● Required task
Leaving out the pictures, please retype each record exactly.

* * *

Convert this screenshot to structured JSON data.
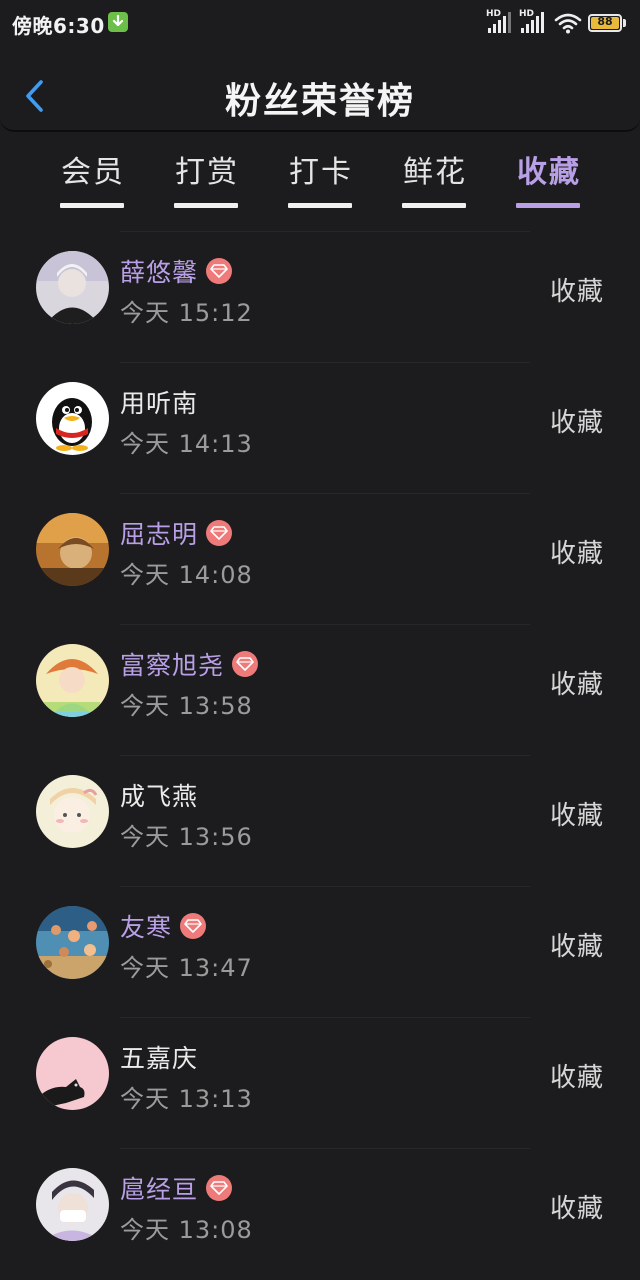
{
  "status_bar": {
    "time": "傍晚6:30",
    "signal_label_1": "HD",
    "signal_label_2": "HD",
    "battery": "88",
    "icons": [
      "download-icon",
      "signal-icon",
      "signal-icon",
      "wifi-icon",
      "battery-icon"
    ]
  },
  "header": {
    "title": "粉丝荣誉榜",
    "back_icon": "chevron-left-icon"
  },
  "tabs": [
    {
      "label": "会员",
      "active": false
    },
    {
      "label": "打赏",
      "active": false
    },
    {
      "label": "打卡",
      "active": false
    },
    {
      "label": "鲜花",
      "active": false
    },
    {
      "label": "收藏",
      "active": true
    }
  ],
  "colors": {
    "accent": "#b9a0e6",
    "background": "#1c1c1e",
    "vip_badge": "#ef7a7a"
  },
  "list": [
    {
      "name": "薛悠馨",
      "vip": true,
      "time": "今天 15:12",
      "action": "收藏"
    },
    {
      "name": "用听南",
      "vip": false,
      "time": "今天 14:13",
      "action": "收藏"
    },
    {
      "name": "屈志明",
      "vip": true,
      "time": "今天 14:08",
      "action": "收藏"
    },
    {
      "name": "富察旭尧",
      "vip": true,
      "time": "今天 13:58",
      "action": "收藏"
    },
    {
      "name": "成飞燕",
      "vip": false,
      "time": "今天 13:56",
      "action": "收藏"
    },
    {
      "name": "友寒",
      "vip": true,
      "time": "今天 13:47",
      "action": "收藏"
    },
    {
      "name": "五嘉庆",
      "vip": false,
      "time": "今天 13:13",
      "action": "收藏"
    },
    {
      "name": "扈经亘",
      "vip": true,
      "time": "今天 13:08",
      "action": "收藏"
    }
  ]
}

* * *

● Solution to this exercise
Convert this screenshot to structured JSON data.
{
  "status_bar": {
    "time": "傍晚6:30",
    "signal_label_1": "HD",
    "signal_label_2": "HD",
    "battery": "88",
    "icons": [
      "download-icon",
      "signal-icon",
      "signal-icon",
      "wifi-icon",
      "battery-icon"
    ]
  },
  "header": {
    "title": "粉丝荣誉榜",
    "back_icon": "chevron-left-icon"
  },
  "tabs": [
    {
      "label": "会员",
      "active": false
    },
    {
      "label": "打赏",
      "active": false
    },
    {
      "label": "打卡",
      "active": false
    },
    {
      "label": "鲜花",
      "active": false
    },
    {
      "label": "收藏",
      "active": true
    }
  ],
  "colors": {
    "accent": "#b9a0e6",
    "background": "#1c1c1e",
    "vip_badge": "#ef7a7a"
  },
  "list": [
    {
      "name": "薛悠馨",
      "vip": true,
      "time": "今天 15:12",
      "action": "收藏"
    },
    {
      "name": "用听南",
      "vip": false,
      "time": "今天 14:13",
      "action": "收藏"
    },
    {
      "name": "屈志明",
      "vip": true,
      "time": "今天 14:08",
      "action": "收藏"
    },
    {
      "name": "富察旭尧",
      "vip": true,
      "time": "今天 13:58",
      "action": "收藏"
    },
    {
      "name": "成飞燕",
      "vip": false,
      "time": "今天 13:56",
      "action": "收藏"
    },
    {
      "name": "友寒",
      "vip": true,
      "time": "今天 13:47",
      "action": "收藏"
    },
    {
      "name": "五嘉庆",
      "vip": false,
      "time": "今天 13:13",
      "action": "收藏"
    },
    {
      "name": "扈经亘",
      "vip": true,
      "time": "今天 13:08",
      "action": "收藏"
    }
  ]
}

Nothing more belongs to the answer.